• EXERCISE PROMPT
Check each line below for the word "JSON" and give the number of lines that have it, nothing more.

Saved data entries
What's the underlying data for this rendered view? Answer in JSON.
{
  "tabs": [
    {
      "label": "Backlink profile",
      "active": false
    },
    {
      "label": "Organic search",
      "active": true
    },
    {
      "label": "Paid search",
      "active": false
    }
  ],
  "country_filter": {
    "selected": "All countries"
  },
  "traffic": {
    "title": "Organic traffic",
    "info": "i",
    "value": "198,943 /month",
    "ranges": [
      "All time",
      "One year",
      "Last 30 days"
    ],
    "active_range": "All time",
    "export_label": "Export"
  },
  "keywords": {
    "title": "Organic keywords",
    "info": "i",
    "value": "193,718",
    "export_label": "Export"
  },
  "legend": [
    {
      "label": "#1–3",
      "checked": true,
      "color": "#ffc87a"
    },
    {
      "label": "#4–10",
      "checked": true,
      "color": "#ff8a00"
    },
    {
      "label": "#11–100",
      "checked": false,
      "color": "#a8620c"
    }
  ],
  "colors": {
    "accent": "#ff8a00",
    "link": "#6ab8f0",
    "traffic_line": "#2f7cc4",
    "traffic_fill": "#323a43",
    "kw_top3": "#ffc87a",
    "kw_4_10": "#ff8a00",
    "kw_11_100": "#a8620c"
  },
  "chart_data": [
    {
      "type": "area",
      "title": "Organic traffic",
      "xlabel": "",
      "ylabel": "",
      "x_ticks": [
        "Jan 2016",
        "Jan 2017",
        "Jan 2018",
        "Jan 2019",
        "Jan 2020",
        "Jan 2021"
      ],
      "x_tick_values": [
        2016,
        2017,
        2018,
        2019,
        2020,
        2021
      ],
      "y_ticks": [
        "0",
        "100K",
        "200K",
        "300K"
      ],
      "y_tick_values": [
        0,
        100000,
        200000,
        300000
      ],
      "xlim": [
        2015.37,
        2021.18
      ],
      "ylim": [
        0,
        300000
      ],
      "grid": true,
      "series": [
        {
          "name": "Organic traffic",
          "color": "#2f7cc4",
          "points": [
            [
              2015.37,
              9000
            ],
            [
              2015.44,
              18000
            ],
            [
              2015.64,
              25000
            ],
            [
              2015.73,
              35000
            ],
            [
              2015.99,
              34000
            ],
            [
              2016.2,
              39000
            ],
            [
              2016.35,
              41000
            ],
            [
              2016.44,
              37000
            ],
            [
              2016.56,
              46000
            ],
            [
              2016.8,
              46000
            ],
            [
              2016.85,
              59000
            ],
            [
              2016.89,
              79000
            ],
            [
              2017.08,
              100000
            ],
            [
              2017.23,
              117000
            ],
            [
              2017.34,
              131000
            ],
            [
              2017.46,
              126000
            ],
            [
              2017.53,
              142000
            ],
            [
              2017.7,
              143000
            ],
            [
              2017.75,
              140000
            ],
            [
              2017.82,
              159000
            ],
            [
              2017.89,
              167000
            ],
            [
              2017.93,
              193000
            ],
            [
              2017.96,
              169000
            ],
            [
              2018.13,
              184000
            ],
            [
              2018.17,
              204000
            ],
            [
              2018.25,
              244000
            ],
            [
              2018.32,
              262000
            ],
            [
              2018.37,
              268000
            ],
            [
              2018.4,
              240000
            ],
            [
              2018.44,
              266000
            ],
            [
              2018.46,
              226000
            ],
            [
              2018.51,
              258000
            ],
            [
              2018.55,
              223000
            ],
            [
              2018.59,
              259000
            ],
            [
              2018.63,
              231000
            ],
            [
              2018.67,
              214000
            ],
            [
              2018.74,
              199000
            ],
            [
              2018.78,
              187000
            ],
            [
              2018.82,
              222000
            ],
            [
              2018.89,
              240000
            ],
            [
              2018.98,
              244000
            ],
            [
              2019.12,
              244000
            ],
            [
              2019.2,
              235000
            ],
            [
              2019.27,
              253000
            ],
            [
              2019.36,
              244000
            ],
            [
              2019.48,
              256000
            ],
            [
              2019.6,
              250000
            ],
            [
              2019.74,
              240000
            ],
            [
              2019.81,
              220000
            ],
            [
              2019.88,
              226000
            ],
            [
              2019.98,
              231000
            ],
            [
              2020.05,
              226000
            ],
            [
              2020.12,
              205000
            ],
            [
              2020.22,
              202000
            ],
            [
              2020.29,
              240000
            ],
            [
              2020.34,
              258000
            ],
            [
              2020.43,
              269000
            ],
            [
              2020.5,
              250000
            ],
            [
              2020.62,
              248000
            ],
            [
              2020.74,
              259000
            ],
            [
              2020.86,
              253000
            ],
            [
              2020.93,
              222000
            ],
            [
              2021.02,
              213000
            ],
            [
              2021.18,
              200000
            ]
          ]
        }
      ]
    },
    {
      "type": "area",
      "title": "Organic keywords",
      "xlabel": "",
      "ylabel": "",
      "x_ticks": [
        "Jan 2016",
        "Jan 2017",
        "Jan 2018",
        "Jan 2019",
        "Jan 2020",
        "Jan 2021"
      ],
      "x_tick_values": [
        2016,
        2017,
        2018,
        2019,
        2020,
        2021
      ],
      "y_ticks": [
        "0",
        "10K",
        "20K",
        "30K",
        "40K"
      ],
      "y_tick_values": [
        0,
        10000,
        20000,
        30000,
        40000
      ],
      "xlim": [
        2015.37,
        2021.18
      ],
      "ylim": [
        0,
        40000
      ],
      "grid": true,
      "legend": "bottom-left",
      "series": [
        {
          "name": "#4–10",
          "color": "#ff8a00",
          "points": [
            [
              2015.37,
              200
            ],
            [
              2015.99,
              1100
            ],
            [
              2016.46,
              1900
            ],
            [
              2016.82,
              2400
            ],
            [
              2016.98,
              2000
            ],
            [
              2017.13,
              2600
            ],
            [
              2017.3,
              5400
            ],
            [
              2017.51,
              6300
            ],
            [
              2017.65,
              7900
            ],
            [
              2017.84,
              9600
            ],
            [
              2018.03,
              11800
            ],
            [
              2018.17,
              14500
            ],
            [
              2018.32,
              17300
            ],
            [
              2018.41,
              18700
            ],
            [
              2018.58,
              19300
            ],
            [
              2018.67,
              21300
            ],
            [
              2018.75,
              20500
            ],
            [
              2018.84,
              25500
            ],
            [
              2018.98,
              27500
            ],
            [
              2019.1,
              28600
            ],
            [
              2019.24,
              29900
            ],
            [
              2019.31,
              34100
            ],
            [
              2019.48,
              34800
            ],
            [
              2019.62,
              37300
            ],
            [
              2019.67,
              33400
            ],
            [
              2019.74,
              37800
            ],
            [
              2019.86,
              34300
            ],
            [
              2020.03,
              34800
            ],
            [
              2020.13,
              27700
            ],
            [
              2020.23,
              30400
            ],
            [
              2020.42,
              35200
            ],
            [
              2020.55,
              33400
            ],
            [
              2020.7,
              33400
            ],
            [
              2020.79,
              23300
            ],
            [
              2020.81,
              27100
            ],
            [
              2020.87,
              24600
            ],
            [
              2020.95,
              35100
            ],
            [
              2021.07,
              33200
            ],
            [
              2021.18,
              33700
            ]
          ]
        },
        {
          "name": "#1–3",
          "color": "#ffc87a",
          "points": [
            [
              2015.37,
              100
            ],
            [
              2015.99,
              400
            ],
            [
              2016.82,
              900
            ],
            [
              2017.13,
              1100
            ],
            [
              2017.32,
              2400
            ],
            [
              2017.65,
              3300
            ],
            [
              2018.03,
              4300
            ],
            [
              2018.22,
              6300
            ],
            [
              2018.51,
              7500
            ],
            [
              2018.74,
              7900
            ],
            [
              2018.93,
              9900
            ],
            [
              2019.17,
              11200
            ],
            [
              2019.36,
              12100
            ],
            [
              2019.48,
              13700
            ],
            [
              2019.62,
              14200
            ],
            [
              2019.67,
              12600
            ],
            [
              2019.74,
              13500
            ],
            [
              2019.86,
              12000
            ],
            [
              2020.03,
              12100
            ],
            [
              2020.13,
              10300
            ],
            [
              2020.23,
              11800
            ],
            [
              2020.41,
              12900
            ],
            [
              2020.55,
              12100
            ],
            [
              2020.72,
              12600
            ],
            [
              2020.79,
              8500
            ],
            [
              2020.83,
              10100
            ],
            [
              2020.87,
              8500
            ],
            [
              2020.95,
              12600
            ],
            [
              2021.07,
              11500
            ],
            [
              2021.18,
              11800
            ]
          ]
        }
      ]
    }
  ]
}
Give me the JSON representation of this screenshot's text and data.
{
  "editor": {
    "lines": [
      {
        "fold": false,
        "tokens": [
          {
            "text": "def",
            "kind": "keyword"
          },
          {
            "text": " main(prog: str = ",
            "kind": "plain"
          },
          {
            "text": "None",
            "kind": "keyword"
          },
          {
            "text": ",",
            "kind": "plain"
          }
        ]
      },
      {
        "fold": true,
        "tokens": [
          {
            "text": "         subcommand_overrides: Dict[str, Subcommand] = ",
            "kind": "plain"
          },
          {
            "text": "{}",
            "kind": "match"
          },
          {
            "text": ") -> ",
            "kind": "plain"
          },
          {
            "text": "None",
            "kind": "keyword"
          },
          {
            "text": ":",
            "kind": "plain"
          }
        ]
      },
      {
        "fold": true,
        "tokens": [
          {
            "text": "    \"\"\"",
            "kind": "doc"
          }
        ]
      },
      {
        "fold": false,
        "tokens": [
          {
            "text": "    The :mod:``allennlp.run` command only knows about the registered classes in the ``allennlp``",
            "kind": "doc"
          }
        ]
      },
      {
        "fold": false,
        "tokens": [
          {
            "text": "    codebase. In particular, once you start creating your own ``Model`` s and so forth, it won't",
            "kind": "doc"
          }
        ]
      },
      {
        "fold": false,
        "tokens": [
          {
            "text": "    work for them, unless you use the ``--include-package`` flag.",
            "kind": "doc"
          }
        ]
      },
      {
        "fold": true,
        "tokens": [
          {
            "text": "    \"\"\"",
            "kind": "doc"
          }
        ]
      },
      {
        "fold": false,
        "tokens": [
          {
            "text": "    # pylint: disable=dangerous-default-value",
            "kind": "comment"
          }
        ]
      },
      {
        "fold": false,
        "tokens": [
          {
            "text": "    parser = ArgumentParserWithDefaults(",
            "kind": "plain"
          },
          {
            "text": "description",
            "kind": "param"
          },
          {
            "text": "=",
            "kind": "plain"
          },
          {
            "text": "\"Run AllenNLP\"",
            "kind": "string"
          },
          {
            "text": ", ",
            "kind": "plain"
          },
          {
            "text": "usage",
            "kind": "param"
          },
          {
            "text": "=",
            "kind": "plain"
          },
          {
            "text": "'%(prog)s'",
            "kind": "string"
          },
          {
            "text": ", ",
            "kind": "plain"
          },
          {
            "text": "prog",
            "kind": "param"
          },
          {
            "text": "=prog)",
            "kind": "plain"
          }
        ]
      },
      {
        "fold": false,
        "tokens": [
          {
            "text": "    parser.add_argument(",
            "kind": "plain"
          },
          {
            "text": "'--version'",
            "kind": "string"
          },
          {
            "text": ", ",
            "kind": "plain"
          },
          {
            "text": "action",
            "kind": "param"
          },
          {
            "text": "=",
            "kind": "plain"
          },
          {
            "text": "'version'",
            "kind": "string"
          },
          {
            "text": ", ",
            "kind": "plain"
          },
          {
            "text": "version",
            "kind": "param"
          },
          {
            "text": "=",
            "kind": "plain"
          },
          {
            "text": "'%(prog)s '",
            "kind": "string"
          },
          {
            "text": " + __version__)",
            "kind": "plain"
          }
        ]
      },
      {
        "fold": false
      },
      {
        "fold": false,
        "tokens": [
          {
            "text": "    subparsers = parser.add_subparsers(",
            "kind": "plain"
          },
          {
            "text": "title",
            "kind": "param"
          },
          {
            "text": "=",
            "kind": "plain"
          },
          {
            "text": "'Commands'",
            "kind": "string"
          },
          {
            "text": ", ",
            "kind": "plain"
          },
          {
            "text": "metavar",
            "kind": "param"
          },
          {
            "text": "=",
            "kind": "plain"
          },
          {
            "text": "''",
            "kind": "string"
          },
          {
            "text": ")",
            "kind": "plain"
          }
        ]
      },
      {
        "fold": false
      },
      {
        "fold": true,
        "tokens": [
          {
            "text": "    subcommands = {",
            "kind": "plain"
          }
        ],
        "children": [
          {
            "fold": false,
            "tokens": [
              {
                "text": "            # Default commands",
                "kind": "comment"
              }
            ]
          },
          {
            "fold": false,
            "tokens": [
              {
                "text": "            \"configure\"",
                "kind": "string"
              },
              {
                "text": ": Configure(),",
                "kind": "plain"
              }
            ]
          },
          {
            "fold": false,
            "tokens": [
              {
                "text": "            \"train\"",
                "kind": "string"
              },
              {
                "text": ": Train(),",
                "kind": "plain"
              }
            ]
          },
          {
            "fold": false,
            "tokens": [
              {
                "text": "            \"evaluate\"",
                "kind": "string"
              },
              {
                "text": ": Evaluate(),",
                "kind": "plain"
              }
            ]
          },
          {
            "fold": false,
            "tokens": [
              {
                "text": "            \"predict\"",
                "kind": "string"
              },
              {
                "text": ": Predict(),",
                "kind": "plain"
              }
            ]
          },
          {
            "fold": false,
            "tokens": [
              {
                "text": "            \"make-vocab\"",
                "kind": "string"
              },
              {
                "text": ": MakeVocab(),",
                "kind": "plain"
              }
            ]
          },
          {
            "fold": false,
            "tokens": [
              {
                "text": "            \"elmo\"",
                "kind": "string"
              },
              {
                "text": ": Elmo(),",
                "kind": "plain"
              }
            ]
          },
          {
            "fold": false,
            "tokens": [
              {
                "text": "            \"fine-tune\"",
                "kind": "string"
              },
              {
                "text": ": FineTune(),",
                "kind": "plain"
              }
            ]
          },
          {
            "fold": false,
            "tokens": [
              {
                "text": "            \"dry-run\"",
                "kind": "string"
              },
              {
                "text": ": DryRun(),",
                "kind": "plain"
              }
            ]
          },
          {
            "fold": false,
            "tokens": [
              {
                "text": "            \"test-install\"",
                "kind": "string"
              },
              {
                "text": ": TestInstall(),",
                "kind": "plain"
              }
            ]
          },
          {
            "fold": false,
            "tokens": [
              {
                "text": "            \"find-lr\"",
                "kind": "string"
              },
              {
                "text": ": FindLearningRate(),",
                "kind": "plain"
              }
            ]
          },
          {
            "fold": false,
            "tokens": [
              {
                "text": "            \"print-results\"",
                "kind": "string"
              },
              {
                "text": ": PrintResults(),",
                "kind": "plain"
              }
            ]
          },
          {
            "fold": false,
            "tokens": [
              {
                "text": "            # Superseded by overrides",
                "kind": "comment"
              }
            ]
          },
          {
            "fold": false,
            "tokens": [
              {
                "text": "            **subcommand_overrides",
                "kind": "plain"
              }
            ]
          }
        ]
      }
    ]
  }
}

• FULL SOLUTION
2